** Start MATERIAL **

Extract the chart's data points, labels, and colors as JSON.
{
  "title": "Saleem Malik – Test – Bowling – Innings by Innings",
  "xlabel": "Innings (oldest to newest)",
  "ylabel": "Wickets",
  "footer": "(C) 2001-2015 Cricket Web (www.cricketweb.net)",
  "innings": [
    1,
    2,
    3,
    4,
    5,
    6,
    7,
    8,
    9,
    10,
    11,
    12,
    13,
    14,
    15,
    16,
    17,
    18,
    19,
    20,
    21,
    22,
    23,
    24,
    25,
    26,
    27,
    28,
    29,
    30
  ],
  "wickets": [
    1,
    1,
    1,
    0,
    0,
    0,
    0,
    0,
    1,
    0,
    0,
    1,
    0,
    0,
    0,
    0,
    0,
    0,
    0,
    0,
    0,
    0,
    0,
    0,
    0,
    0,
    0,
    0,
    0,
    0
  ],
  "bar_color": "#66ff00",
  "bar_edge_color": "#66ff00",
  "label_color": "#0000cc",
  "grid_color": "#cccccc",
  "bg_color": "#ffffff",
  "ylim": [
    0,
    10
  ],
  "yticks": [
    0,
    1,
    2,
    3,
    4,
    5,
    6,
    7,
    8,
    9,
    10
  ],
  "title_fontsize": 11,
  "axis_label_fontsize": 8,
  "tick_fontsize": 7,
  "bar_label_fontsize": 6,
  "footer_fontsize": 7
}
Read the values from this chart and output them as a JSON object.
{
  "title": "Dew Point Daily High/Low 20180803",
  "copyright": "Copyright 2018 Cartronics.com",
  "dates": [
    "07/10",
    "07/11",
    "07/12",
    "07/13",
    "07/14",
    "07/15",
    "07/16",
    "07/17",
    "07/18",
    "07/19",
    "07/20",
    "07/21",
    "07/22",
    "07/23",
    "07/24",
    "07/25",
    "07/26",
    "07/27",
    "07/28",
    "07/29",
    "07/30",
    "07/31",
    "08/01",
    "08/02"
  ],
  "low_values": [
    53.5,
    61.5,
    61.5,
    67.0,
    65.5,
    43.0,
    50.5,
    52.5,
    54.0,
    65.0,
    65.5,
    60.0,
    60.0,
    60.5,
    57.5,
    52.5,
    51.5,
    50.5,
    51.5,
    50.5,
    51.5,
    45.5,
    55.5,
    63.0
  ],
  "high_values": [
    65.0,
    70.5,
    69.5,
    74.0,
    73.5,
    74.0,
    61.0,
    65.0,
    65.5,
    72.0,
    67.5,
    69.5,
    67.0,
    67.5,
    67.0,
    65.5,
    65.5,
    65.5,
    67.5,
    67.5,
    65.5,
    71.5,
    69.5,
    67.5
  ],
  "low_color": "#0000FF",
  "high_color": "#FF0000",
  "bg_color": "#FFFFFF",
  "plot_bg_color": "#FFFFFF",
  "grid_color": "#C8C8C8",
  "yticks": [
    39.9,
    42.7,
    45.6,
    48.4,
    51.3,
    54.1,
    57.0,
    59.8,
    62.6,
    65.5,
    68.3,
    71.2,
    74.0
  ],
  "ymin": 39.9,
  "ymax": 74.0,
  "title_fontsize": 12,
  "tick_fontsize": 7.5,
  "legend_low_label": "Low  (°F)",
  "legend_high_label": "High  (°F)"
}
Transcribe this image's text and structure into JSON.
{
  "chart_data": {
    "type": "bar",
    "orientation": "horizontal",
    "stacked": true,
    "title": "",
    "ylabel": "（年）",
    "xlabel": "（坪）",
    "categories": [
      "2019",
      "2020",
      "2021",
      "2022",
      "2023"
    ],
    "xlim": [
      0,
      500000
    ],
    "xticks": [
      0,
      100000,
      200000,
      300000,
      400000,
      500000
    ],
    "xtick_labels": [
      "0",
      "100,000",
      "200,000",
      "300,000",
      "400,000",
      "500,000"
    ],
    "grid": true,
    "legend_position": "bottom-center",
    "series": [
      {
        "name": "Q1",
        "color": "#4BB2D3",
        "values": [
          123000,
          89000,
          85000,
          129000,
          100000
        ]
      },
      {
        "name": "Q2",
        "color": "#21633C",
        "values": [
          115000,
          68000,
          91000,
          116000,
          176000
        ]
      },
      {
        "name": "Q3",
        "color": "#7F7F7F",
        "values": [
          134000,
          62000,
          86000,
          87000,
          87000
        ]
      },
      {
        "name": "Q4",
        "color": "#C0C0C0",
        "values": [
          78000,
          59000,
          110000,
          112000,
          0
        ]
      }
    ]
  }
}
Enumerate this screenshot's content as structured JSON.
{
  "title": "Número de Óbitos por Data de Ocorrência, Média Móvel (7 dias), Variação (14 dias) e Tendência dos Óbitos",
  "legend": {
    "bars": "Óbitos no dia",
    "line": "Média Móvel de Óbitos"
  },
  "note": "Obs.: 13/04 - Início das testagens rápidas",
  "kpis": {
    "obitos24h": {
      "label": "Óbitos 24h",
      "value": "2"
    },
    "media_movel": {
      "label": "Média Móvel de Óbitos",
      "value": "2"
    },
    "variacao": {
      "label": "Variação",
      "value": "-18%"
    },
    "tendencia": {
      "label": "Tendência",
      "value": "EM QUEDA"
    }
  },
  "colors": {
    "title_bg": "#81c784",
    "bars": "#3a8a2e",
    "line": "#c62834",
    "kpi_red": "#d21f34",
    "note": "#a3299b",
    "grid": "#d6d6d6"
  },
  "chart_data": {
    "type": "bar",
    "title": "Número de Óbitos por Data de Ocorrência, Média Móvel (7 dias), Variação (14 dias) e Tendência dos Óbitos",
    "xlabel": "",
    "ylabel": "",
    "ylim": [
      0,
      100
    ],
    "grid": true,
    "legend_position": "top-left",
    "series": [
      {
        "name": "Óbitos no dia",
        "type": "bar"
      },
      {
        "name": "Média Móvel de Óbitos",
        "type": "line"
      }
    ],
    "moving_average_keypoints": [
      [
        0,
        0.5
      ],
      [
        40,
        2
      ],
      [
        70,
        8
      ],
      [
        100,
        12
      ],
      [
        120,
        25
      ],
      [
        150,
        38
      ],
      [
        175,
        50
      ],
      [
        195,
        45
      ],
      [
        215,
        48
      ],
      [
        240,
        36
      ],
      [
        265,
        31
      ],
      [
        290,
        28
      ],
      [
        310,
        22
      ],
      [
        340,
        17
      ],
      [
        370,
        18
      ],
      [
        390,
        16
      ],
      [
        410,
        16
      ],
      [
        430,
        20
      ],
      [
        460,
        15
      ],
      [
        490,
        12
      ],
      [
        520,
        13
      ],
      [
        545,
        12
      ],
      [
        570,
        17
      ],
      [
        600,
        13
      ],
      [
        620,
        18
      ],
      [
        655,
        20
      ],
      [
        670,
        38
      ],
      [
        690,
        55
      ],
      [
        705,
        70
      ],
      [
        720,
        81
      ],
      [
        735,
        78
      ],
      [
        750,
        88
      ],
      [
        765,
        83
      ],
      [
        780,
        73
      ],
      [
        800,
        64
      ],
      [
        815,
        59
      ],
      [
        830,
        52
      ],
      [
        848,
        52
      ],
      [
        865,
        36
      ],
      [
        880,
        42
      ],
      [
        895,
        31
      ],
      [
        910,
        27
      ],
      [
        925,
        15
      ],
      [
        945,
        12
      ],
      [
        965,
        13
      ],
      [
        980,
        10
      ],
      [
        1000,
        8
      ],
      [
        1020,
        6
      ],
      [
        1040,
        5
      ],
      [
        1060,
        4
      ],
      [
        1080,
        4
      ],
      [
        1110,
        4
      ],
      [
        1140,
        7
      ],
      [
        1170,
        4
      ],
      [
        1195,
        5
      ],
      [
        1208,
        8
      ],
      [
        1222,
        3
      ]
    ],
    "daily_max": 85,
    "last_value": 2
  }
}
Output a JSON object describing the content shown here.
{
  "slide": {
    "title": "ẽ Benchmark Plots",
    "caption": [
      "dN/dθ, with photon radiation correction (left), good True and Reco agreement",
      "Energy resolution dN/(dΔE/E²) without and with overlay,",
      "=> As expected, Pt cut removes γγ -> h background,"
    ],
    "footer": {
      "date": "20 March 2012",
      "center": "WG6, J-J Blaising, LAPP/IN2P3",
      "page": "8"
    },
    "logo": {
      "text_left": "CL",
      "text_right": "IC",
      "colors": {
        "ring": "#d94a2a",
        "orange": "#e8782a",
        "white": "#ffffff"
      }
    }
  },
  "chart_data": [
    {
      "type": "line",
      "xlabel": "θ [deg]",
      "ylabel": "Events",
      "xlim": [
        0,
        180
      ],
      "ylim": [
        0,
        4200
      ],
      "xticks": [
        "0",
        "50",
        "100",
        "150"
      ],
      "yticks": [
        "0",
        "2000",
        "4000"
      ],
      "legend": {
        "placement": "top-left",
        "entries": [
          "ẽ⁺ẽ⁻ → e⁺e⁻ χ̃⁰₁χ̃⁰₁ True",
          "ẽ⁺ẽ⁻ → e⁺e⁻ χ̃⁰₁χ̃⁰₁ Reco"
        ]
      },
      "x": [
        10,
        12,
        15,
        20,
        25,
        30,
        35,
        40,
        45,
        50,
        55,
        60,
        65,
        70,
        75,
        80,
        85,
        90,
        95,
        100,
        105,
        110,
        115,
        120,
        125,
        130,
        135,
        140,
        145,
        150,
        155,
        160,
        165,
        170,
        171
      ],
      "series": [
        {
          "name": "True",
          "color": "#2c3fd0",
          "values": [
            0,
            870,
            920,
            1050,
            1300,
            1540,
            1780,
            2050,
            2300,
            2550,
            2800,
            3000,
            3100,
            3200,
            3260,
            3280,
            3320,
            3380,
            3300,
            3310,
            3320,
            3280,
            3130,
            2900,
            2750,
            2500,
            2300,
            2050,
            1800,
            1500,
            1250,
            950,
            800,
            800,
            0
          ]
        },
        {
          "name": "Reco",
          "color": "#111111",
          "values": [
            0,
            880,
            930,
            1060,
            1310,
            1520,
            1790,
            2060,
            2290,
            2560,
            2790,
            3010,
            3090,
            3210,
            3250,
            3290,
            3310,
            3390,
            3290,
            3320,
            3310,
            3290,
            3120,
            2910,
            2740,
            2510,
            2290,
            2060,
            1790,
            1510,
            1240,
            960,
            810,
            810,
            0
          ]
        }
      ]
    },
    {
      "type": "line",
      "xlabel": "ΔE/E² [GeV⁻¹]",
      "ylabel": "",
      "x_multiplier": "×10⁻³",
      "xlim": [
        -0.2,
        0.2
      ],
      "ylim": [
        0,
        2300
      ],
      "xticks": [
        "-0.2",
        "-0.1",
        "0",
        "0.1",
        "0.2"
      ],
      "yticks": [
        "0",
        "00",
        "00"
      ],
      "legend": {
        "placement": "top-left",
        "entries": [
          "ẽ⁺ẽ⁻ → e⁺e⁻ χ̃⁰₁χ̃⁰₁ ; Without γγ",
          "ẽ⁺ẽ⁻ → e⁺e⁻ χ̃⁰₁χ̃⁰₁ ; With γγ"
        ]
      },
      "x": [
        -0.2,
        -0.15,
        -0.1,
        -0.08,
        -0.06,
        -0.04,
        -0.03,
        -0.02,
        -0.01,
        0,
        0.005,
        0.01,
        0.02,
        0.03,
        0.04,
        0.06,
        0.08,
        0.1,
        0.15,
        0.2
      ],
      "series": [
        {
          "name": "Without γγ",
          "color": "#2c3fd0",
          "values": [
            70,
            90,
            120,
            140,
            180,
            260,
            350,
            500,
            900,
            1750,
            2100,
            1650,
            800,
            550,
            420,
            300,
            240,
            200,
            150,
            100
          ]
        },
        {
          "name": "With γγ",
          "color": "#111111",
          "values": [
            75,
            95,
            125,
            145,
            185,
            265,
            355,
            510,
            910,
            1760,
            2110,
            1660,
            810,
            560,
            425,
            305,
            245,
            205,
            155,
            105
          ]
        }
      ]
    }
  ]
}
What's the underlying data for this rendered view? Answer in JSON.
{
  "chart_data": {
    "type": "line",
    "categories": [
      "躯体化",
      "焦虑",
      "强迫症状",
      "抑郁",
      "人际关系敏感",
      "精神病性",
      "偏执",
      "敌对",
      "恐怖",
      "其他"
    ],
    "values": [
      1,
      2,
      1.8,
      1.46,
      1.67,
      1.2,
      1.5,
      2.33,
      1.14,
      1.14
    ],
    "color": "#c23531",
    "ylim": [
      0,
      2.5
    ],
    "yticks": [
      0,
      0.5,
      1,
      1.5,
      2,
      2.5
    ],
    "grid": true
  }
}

** End MATERIAL **

_PROMPT:_ Find and copy every line in the entries above where the string "object" occurs.

_ANSWER IN FULL:_
Read the values from this chart and output them as a JSON object.
Output a JSON object describing the content shown here.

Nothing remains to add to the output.